Items from a data source:
▼

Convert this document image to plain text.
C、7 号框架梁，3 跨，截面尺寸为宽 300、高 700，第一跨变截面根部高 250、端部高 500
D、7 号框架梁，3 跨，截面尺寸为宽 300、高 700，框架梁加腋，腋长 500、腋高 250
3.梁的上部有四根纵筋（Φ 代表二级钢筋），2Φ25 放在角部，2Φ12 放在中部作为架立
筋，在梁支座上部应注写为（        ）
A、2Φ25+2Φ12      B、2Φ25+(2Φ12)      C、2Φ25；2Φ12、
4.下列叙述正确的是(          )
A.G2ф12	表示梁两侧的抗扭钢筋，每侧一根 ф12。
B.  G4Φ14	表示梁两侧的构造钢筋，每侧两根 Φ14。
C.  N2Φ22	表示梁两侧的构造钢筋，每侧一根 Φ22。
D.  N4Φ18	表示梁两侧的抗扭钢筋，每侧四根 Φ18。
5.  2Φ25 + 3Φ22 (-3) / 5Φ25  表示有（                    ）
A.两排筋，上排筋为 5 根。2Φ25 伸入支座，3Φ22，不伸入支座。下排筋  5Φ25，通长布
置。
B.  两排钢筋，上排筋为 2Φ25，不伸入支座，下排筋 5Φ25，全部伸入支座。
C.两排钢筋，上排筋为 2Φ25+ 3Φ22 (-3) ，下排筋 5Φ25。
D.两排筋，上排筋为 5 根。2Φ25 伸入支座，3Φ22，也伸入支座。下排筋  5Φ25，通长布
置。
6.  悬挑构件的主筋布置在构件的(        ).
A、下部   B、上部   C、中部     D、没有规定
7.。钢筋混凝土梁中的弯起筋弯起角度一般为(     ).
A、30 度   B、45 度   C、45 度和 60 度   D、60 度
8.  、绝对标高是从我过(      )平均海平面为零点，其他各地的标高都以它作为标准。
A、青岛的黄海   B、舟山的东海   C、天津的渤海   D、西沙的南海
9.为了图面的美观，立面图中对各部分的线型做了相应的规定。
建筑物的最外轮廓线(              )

▲
▼

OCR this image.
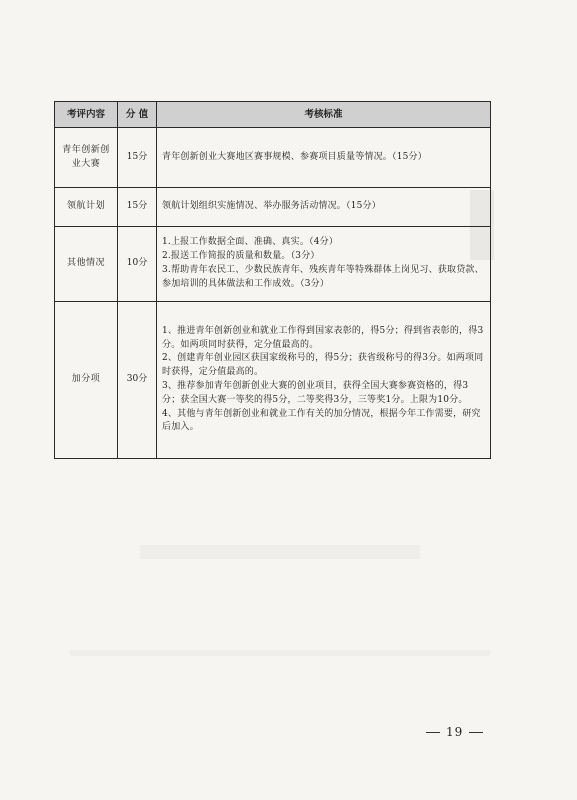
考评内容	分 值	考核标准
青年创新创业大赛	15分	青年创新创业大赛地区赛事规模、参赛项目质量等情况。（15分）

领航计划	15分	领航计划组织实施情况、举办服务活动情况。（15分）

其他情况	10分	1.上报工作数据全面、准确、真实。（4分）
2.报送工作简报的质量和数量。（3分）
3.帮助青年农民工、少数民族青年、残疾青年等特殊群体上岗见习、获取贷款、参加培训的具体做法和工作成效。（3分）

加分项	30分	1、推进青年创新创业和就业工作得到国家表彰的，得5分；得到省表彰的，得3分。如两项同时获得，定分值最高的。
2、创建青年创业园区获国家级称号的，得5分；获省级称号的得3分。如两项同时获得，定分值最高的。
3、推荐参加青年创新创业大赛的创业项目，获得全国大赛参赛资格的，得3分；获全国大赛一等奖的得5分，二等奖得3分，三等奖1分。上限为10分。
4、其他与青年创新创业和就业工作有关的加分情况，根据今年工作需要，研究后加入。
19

▲

Filter the records for lines holding the string "两排钢筋". Copy each one.

## WRITTEN ANSWER
B.  两排钢筋，上排筋为 2Φ25，不伸入支座，下排筋 5Φ25，全部伸入支座。
C.两排钢筋，上排筋为 2Φ25+ 3Φ22 (-3) ，下排筋 5Φ25。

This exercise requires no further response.